▶ _Goal_:
Search the data below for the word "name" and copy each line that holds it.

▶ _Records to process_:
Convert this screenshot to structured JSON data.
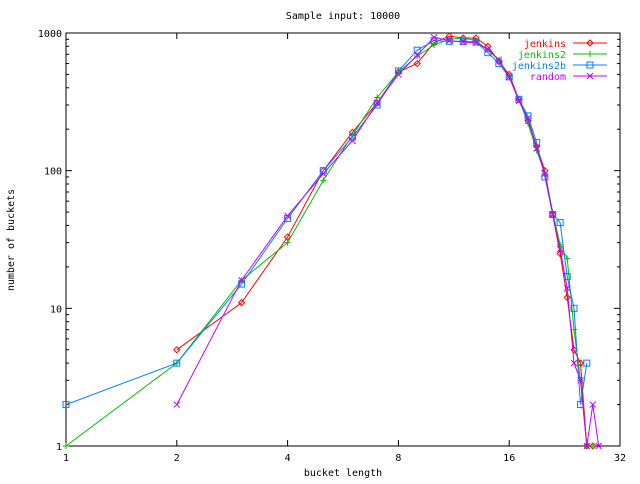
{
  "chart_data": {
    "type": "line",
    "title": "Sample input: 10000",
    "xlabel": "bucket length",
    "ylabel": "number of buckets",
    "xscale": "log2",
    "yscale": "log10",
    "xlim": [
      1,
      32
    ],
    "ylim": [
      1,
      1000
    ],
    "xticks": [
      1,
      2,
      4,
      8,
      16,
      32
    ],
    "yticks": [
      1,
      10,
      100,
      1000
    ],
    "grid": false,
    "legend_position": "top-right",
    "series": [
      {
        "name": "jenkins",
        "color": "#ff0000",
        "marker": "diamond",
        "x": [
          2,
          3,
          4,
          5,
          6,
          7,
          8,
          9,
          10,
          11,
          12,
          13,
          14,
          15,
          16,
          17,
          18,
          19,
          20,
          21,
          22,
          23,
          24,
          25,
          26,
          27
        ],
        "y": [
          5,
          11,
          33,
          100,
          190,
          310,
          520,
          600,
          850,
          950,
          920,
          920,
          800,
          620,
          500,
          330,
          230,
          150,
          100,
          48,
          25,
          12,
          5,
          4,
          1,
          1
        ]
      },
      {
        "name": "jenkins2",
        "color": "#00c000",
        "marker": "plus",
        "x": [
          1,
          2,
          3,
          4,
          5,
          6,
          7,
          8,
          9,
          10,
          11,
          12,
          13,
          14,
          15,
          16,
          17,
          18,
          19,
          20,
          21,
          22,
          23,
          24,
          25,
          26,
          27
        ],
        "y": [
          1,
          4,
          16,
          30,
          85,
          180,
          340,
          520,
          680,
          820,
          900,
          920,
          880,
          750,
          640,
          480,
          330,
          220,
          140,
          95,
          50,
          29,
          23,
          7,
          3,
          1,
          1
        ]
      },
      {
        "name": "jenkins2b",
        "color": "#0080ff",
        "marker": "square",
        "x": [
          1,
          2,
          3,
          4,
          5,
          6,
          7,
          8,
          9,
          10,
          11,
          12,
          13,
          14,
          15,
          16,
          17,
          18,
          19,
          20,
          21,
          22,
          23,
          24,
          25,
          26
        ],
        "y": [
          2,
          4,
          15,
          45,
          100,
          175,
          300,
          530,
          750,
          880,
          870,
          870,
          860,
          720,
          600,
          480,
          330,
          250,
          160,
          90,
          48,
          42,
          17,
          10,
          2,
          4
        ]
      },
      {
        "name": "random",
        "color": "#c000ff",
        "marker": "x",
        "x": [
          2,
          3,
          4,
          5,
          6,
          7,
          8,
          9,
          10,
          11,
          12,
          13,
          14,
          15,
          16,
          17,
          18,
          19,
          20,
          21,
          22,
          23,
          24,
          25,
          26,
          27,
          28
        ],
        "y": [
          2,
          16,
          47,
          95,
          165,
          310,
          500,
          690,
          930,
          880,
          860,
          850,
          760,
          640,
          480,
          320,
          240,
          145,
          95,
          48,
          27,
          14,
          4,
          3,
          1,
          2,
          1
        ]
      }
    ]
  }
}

▶ _Solved problem_:
        "name": "jenkins",
        "name": "jenkins2",
        "name": "jenkins2b",
        "name": "random",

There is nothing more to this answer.